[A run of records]
____________

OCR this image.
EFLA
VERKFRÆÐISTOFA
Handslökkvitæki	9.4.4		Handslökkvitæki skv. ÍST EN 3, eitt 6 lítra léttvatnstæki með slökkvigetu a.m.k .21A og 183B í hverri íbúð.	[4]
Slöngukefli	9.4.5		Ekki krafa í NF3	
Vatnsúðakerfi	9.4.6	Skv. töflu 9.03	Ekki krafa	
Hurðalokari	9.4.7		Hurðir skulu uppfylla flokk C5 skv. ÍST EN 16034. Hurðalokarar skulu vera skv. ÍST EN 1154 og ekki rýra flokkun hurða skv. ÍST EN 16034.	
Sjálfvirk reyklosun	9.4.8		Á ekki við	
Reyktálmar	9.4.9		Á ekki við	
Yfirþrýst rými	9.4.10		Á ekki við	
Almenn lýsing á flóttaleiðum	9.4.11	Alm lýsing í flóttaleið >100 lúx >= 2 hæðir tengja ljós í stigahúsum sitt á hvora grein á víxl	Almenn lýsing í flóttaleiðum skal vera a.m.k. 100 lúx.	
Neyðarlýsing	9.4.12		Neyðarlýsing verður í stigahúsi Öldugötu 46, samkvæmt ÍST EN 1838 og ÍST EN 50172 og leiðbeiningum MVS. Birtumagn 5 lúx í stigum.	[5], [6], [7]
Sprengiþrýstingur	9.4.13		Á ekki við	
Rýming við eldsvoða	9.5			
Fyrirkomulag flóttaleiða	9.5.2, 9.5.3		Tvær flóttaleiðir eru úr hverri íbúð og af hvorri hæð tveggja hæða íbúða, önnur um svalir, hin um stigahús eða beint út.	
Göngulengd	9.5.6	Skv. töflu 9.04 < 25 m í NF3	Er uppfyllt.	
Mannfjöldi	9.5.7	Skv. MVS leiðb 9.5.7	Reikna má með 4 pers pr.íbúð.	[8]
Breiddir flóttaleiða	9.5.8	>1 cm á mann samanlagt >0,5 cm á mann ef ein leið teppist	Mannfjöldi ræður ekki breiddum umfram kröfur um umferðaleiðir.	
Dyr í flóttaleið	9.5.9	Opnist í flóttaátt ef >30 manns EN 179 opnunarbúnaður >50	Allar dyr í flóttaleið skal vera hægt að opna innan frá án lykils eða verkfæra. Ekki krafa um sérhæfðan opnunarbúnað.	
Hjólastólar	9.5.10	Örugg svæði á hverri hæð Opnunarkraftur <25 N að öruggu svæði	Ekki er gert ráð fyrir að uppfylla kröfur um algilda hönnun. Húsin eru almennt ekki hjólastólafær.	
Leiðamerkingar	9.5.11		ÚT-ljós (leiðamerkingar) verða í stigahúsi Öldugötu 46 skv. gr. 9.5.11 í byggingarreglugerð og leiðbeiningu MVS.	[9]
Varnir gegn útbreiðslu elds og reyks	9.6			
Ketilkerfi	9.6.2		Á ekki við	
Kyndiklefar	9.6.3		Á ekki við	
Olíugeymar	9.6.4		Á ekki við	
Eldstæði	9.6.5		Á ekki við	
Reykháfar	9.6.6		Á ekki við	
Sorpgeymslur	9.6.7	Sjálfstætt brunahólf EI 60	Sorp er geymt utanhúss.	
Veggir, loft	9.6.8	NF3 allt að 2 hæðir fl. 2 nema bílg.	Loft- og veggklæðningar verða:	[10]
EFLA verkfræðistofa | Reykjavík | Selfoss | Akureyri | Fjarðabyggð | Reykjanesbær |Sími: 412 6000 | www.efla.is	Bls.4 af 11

____________

● Goal of the exercise
Return only those lines of the records that contain the string "hæðir".

● Full answer
Almenn lýsing á flóttaleiðum	9.4.11	Alm lýsing í flóttaleið >100 lúx >= 2 hæðir tengja ljós í stigahúsum sitt á hvora grein á víxl	Almenn lýsing í flóttaleiðum skal vera a.m.k. 100 lúx.	
Veggir, loft	9.6.8	NF3 allt að 2 hæðir fl. 2 nema bílg.	Loft- og veggklæðningar verða:	[10]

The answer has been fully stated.